═════ TASK MATERIAL

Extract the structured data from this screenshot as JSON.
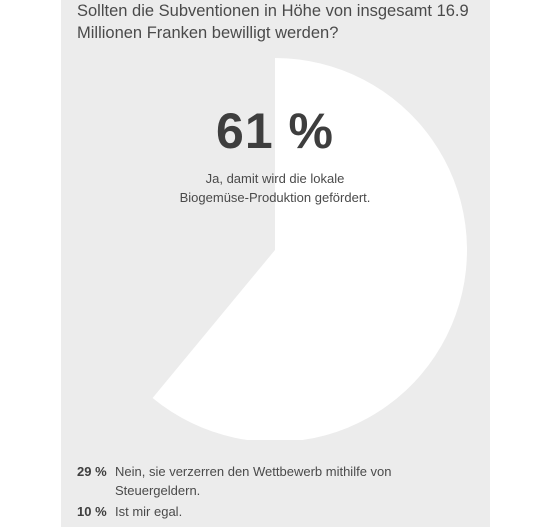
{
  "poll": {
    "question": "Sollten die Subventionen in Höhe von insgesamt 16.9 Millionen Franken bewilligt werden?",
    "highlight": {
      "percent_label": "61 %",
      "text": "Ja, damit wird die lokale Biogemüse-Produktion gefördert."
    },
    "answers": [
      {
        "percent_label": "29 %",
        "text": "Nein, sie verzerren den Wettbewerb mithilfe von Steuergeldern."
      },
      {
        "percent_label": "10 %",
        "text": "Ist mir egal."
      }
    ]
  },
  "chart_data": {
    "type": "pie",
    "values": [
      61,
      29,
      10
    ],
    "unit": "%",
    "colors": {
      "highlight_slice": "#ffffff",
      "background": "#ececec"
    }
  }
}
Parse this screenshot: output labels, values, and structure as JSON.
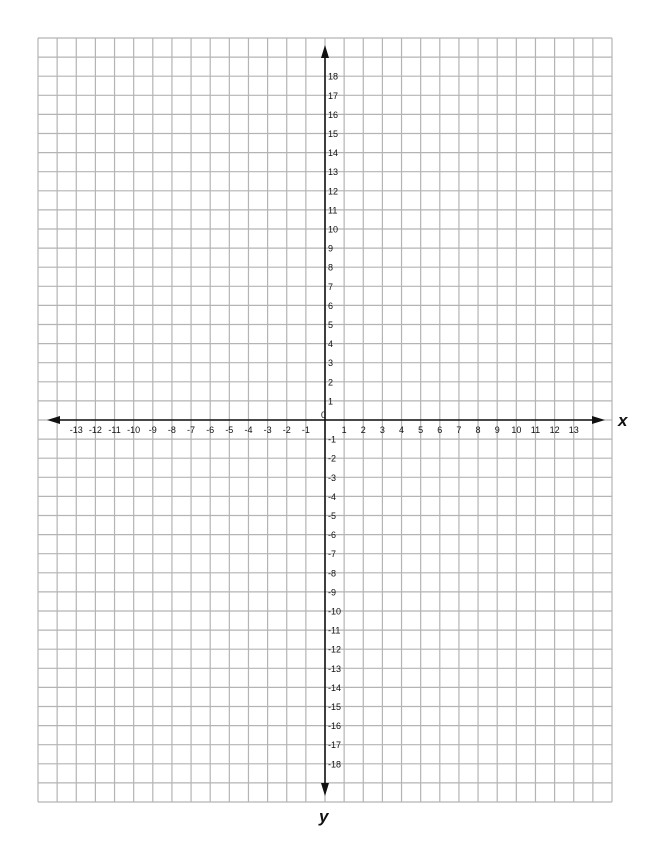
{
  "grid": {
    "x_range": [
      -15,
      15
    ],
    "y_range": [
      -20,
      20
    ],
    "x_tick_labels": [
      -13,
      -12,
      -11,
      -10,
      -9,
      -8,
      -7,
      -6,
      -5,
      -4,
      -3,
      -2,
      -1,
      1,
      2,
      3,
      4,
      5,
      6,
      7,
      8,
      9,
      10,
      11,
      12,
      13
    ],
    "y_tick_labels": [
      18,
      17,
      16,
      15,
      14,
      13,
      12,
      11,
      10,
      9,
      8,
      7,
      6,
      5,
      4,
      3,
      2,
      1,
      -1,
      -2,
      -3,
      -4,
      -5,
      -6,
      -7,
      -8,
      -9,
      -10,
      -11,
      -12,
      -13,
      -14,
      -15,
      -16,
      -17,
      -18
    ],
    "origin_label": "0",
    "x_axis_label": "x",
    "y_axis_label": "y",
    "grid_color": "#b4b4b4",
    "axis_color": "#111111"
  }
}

══════════

PROBLEM DETAILS:
Find each line in the records holding the string "JSON" and show it.

RESULT OF THIS EXERCISE:
Extract the structured data from this screenshot as JSON.
Parse this screenshot: output labels, values, and structure as JSON.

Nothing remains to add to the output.